§ TASK TO CARRY OUT: Transcribe the material exactly. Images do not belong in the copy.

--- Start ---

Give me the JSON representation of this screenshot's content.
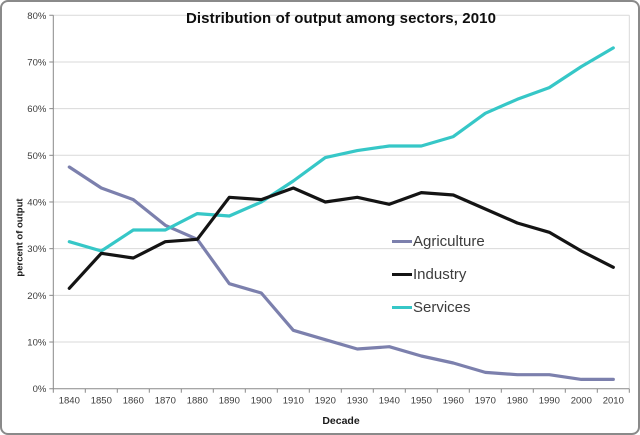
{
  "window": {
    "background": "#ffffff",
    "frame_border_color": "#8a8a8a"
  },
  "chart_data": {
    "type": "line",
    "title": "Distribution of output among sectors, 2010",
    "xlabel": "Decade",
    "ylabel": "percent of output",
    "categories": [
      "1840",
      "1850",
      "1860",
      "1870",
      "1880",
      "1890",
      "1900",
      "1910",
      "1920",
      "1930",
      "1940",
      "1950",
      "1960",
      "1970",
      "1980",
      "1990",
      "2000",
      "2010"
    ],
    "y_tick_labels": [
      "0%",
      "10%",
      "20%",
      "30%",
      "40%",
      "50%",
      "60%",
      "70%",
      "80%"
    ],
    "ylim": [
      0,
      80
    ],
    "grid": "horizontal",
    "gridline_color": "#d9d9d9",
    "axis_color": "#898989",
    "tick_label_color": "#3b3b3b",
    "legend_position": "center-right",
    "series": [
      {
        "name": "Agriculture",
        "color": "#7c80ad",
        "values": [
          47.5,
          43,
          40.5,
          35,
          32,
          22.5,
          20.5,
          12.5,
          10.5,
          8.5,
          9,
          7,
          5.5,
          3.5,
          3,
          3,
          2,
          2
        ]
      },
      {
        "name": "Industry",
        "color": "#141414",
        "values": [
          21.5,
          29,
          28,
          31.5,
          32,
          41,
          40.5,
          43,
          40,
          41,
          39.5,
          42,
          41.5,
          38.5,
          35.5,
          33.5,
          29.5,
          26
        ]
      },
      {
        "name": "Services",
        "color": "#36c7c7",
        "values": [
          31.5,
          29.5,
          34,
          34,
          37.5,
          37,
          40,
          44.5,
          49.5,
          51,
          52,
          52,
          54,
          59,
          62,
          64.5,
          69,
          73
        ]
      }
    ]
  }
}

--- End ---

§ THE SOLUTION:
Give me the JSON representation of this screenshot's content.
{
  "window": {
    "background": "#ffffff",
    "frame_border_color": "#8a8a8a"
  },
  "chart_data": {
    "type": "line",
    "title": "Distribution of output among sectors, 2010",
    "xlabel": "Decade",
    "ylabel": "percent of output",
    "categories": [
      "1840",
      "1850",
      "1860",
      "1870",
      "1880",
      "1890",
      "1900",
      "1910",
      "1920",
      "1930",
      "1940",
      "1950",
      "1960",
      "1970",
      "1980",
      "1990",
      "2000",
      "2010"
    ],
    "y_tick_labels": [
      "0%",
      "10%",
      "20%",
      "30%",
      "40%",
      "50%",
      "60%",
      "70%",
      "80%"
    ],
    "ylim": [
      0,
      80
    ],
    "grid": "horizontal",
    "gridline_color": "#d9d9d9",
    "axis_color": "#898989",
    "tick_label_color": "#3b3b3b",
    "legend_position": "center-right",
    "series": [
      {
        "name": "Agriculture",
        "color": "#7c80ad",
        "values": [
          47.5,
          43,
          40.5,
          35,
          32,
          22.5,
          20.5,
          12.5,
          10.5,
          8.5,
          9,
          7,
          5.5,
          3.5,
          3,
          3,
          2,
          2
        ]
      },
      {
        "name": "Industry",
        "color": "#141414",
        "values": [
          21.5,
          29,
          28,
          31.5,
          32,
          41,
          40.5,
          43,
          40,
          41,
          39.5,
          42,
          41.5,
          38.5,
          35.5,
          33.5,
          29.5,
          26
        ]
      },
      {
        "name": "Services",
        "color": "#36c7c7",
        "values": [
          31.5,
          29.5,
          34,
          34,
          37.5,
          37,
          40,
          44.5,
          49.5,
          51,
          52,
          52,
          54,
          59,
          62,
          64.5,
          69,
          73
        ]
      }
    ]
  }
}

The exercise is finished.